- **What the task requires**
Draw out every line with the word "into" from the listing below.

- **Given records**

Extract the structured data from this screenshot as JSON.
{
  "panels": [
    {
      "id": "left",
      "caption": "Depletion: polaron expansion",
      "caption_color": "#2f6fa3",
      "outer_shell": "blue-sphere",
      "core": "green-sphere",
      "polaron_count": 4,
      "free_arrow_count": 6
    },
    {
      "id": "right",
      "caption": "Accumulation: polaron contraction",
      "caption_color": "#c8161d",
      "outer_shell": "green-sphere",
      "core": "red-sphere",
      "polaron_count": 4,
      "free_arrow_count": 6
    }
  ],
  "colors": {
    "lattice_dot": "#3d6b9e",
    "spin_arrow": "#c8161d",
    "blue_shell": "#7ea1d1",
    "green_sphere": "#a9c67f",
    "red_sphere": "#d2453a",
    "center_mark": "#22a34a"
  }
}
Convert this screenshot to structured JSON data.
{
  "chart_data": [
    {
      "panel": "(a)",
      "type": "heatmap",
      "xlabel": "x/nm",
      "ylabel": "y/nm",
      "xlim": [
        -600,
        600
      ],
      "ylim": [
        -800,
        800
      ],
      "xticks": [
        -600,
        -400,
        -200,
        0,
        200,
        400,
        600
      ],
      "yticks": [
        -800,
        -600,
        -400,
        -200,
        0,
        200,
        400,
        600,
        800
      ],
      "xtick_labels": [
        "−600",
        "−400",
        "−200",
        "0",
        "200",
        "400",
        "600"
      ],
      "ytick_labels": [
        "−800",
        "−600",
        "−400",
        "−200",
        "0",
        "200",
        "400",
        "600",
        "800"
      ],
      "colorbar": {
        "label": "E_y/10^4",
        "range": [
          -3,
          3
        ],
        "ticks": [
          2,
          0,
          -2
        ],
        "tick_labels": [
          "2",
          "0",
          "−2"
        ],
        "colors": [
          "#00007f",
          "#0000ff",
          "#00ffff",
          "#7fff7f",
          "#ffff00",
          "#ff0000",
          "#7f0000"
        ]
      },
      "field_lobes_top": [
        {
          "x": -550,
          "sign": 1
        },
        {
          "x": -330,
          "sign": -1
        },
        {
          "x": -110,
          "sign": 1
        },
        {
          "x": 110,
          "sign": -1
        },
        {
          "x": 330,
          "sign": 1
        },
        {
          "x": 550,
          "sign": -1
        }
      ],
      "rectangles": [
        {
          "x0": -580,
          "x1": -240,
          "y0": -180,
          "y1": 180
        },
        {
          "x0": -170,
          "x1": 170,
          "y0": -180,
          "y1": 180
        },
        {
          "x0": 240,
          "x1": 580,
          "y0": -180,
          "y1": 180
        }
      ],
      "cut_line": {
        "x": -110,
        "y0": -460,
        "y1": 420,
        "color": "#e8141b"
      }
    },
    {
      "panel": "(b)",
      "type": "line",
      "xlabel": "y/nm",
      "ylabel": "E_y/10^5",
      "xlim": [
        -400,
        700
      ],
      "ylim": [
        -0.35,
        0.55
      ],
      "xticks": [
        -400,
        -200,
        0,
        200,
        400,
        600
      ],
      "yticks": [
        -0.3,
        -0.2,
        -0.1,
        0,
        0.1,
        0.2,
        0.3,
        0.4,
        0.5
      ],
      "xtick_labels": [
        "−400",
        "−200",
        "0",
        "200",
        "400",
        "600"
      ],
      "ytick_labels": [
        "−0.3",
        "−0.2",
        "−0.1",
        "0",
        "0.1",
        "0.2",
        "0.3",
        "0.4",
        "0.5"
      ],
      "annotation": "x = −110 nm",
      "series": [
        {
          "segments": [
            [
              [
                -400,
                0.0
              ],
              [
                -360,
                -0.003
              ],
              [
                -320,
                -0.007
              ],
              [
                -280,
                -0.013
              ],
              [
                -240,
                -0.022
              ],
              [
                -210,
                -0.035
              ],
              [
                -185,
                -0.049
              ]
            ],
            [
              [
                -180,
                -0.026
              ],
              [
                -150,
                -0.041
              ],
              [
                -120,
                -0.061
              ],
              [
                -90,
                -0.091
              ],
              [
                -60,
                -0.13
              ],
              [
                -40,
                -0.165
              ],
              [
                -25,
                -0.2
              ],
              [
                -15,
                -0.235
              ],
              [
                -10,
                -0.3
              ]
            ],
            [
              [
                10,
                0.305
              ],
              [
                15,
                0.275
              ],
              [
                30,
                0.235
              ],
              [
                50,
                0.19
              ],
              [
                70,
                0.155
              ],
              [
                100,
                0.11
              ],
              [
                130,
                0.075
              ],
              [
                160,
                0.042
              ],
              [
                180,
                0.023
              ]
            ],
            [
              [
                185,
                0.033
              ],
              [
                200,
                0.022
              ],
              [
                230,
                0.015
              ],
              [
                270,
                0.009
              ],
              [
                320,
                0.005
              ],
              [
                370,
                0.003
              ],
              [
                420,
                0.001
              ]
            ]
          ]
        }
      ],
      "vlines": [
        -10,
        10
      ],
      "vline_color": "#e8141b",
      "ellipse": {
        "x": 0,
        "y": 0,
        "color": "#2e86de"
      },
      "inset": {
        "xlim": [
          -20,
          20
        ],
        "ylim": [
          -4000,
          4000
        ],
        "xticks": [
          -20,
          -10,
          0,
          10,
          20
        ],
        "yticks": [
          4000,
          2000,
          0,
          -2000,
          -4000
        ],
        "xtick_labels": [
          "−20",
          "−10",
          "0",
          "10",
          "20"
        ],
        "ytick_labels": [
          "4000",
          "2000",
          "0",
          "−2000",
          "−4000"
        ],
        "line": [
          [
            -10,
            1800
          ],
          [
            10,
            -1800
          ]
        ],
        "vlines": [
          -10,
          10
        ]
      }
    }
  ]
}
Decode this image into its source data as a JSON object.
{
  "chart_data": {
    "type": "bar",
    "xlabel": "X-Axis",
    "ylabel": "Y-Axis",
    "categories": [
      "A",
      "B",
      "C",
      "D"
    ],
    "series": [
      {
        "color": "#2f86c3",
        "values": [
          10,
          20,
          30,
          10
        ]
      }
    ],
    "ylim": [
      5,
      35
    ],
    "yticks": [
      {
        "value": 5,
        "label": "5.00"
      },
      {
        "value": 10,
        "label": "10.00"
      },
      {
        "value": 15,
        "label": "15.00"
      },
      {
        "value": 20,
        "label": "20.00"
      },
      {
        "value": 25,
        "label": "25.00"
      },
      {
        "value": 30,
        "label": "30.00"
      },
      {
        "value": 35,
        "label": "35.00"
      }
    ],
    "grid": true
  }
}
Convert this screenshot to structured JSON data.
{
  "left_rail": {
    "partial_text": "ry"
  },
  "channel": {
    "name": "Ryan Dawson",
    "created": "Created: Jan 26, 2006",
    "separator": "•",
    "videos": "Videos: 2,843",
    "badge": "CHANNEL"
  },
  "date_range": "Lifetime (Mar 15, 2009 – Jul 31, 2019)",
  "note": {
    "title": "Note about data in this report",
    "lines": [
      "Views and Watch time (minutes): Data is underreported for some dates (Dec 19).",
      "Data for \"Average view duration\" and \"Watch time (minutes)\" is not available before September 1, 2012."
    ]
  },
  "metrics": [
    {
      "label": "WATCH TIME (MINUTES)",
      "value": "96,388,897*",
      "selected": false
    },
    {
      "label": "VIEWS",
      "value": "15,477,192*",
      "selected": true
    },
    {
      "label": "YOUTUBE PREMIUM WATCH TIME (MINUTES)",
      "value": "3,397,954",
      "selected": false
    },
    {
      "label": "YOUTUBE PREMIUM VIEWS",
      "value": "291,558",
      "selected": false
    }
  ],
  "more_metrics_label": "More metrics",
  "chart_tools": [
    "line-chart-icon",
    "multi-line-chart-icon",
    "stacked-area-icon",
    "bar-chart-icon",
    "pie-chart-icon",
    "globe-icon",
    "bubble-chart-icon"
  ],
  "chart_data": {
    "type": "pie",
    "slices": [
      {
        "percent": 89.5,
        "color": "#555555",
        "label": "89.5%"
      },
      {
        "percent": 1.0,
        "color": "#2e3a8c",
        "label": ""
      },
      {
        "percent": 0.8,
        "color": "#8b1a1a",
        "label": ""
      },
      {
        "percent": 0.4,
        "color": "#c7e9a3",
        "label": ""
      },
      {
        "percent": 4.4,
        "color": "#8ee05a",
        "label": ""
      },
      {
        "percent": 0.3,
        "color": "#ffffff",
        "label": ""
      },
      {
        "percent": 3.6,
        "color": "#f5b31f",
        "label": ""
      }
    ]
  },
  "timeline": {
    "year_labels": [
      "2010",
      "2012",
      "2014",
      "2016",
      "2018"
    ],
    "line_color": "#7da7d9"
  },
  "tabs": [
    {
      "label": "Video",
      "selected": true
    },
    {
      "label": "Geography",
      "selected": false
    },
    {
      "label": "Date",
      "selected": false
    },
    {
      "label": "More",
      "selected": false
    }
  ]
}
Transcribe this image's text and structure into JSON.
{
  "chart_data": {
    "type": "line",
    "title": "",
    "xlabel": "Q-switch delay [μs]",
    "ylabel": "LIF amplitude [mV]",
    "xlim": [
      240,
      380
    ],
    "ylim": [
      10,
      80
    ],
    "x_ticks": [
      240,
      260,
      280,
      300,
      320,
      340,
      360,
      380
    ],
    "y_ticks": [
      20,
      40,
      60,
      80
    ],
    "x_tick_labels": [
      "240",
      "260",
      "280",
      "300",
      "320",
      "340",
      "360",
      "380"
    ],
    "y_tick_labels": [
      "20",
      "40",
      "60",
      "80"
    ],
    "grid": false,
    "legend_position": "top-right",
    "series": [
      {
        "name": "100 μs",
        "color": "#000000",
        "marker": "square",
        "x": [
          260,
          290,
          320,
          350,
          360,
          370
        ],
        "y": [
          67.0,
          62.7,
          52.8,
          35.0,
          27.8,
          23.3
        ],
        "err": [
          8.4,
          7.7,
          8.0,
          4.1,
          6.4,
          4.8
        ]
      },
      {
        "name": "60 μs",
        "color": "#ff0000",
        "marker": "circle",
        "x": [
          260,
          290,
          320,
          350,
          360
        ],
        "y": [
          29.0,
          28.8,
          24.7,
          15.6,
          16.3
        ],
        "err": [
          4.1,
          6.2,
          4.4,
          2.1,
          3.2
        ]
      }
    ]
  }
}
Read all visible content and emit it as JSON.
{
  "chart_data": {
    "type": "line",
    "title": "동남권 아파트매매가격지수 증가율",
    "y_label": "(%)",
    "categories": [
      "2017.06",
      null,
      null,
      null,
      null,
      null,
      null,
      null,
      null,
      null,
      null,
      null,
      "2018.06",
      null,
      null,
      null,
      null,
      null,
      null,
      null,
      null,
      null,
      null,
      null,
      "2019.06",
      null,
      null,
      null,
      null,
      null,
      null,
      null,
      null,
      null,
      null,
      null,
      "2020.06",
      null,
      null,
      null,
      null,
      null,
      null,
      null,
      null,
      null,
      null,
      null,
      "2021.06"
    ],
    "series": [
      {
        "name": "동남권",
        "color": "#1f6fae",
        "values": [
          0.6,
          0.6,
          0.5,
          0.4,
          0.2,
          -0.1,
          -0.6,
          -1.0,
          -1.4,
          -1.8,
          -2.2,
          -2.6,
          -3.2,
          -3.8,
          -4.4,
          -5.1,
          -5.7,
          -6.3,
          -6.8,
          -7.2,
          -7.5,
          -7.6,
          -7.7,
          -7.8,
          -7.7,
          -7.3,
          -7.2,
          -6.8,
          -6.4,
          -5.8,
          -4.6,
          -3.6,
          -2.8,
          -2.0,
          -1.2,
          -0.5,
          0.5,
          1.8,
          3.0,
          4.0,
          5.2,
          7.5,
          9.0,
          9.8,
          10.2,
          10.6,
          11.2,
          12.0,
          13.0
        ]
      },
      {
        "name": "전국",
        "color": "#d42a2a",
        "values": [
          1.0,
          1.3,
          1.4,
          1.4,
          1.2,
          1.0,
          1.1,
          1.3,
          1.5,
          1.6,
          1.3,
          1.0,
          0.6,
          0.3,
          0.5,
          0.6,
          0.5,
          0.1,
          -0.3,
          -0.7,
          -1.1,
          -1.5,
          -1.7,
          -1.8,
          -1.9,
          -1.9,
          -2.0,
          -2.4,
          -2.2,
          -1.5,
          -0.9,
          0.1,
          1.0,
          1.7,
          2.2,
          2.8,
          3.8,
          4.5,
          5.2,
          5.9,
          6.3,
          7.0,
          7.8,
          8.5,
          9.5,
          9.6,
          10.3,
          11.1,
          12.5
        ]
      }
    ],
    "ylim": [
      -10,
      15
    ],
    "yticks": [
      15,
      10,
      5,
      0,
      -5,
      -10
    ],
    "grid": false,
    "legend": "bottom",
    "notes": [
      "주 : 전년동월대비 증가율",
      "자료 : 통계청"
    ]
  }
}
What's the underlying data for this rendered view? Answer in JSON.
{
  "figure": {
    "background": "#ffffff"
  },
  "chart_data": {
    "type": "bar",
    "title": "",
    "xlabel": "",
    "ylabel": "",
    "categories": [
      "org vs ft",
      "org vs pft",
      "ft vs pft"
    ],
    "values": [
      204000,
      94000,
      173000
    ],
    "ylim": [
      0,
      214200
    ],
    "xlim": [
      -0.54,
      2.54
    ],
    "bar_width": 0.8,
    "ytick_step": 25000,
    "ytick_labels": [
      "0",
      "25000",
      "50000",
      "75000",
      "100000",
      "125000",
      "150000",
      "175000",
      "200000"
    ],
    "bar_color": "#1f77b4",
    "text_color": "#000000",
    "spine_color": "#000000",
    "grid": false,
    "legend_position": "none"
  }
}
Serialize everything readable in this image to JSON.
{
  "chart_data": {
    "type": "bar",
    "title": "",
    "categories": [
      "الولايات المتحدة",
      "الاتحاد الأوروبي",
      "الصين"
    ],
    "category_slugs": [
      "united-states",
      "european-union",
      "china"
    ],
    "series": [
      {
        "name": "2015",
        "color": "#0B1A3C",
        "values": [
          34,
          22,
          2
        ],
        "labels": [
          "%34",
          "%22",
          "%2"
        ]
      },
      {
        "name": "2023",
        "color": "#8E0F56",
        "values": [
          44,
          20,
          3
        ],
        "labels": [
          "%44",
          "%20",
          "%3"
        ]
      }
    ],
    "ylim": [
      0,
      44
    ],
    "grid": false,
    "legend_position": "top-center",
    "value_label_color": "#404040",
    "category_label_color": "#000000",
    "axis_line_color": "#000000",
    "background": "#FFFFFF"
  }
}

- **Response for this exercise**
Decode this image into its source data as a JSON object.
Transcribe this image's text and structure into JSON.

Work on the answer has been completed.